**本文:**
..........

北大博物館のエゾオオカミ(朝日新聞社北海道支社報道部編1961:p31)

(2)ニホンオオカミのプロフィール
▼ニホンオオカミは、本州、四国、九州にかつて存在したオオカミです。
▼形態学的には、世界のオオカミの中では体格が小さく、歯牙や上第一後臼歯が小さい、前肢橈骨が短い、耳が小さい、など、あらゆるサイズが小型であることが特徴です(それでも日本最大のイヌである秋田犬よりも大型)(斎藤1964)。
▼遺伝学的には、大陸系のハイイロオオカミの亜種であるものの、ハイイロオオカミとは離れており、孤立化して単系統を形成していたこと、また、紀州犬1頭とシベリアンハスキー犬1頭のDNAが含まれていたという結果が示されています。なお、この結果は、ニホンオオカミと紀州犬、シベリアンハスキー犬が遺伝的に近いということではなく、単にそのような系統を引くサンプルだった(サンプルがそのような個体と交雑していた遺伝的系譜をひく)というだけのことです(石黒2012)。
▼このように、ニホンオオカミは、大陸系のハイイロオオカミから分派して島嶼に閉じ込められ、小型化して独特な集団を形成していたようです。また、複数個体の遺伝子を比較しても変異が少ない(≒多様性がない)ので、その集団規模が小さかった可能性があるとされています。渡来した時期は、朝鮮半島と日本がつながっていた、もしくは氷結していた時代=約13万年前くらいではないかとみられています(石黒2012)。

..........

**データセットのエントリ:**
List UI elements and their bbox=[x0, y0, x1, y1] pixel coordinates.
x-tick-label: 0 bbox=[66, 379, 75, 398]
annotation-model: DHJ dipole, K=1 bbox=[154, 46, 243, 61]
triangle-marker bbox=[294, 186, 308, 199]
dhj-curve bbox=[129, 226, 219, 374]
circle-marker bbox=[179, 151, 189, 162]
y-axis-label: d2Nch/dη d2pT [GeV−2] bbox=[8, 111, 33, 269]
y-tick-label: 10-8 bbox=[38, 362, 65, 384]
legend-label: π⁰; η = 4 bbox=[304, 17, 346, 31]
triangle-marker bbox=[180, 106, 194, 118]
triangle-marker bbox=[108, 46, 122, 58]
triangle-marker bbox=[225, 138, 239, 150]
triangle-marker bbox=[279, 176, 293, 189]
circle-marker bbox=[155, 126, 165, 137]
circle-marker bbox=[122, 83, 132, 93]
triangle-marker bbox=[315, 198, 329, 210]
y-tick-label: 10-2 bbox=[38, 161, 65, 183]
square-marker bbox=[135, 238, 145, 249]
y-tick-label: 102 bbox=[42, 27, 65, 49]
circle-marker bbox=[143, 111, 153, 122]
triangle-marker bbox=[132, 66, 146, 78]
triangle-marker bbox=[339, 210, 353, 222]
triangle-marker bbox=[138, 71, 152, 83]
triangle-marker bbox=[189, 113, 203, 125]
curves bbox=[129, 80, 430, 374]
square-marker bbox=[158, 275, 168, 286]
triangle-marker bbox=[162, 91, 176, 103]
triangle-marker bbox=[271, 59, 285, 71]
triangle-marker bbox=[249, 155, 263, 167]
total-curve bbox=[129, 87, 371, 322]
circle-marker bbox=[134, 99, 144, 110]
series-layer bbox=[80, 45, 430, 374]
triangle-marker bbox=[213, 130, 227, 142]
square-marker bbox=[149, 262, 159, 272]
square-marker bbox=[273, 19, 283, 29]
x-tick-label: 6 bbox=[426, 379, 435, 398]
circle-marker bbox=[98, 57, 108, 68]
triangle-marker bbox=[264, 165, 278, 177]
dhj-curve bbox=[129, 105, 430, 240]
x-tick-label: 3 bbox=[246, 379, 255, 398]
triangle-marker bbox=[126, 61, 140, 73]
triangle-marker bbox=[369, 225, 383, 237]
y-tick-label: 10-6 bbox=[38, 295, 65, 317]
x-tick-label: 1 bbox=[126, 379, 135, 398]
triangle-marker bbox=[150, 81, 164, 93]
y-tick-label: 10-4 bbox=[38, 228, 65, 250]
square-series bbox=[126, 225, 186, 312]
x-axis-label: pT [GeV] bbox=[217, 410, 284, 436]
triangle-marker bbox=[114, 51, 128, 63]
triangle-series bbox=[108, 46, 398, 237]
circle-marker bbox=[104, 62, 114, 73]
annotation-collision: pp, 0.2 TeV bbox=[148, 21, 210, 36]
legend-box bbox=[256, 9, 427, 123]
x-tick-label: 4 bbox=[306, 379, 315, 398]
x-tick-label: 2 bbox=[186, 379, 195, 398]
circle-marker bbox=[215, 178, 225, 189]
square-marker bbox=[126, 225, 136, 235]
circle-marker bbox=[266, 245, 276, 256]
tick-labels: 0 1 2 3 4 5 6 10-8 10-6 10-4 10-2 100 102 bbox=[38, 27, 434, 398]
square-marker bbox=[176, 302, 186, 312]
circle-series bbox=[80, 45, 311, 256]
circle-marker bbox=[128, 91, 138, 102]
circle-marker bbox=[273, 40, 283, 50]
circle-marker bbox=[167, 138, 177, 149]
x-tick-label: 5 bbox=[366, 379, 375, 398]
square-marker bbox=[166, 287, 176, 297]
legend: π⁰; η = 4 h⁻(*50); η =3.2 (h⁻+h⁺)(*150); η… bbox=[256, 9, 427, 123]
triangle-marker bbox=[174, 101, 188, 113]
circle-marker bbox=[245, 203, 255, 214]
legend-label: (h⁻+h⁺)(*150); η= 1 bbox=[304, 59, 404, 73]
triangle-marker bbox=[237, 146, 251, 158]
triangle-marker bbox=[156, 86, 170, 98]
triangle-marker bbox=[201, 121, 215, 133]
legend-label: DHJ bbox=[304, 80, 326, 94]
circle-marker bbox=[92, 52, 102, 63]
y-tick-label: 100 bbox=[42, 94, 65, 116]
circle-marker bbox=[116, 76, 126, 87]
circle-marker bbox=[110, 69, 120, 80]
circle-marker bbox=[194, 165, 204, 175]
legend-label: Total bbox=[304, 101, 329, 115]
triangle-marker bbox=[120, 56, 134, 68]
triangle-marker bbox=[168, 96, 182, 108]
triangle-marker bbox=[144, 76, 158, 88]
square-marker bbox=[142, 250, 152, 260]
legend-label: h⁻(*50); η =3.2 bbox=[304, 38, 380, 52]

..........

**課題 1:**
本文のうち、「北大博物館のエゾオオカミ(朝日新聞社北海道支社報道部編1961:p31)」から始まり「りも大型)(斎藤1964)。」で終わる部分を、一字も変えずに引用しなさい。
**課題 2:**
本文を読んで、次の問いに答えなさい。
(a) ニホンオオカミがかつて存在した地域はどこか。
(b) ニホンオオカミよりも小型とされている、日本最大のイヌは何か。
(c) ニホンオオカミが渡来した時期は、約何年前とみられているか。

**解答 1:**
北大博物館のエゾオオカミ(朝日新聞社北海道支社報道部編1961:p31)

(2)ニホンオオカミのプロフィール
▼ニホンオオカミは、本州、四国、九州にかつて存在したオオカミです。
▼形態学的には、世界のオオカミの中では体格が小さく、歯牙や上第一後臼歯が小さい、前肢橈骨が短い、耳が小さい、など、あらゆるサイズが小型であることが特徴です(それでも日本最大のイヌである秋田犬よりも大型)(斎藤1964)。

**解答 2:**
(a) 本州、四国、九州
(b) 秋田犬
(c) 約13万年前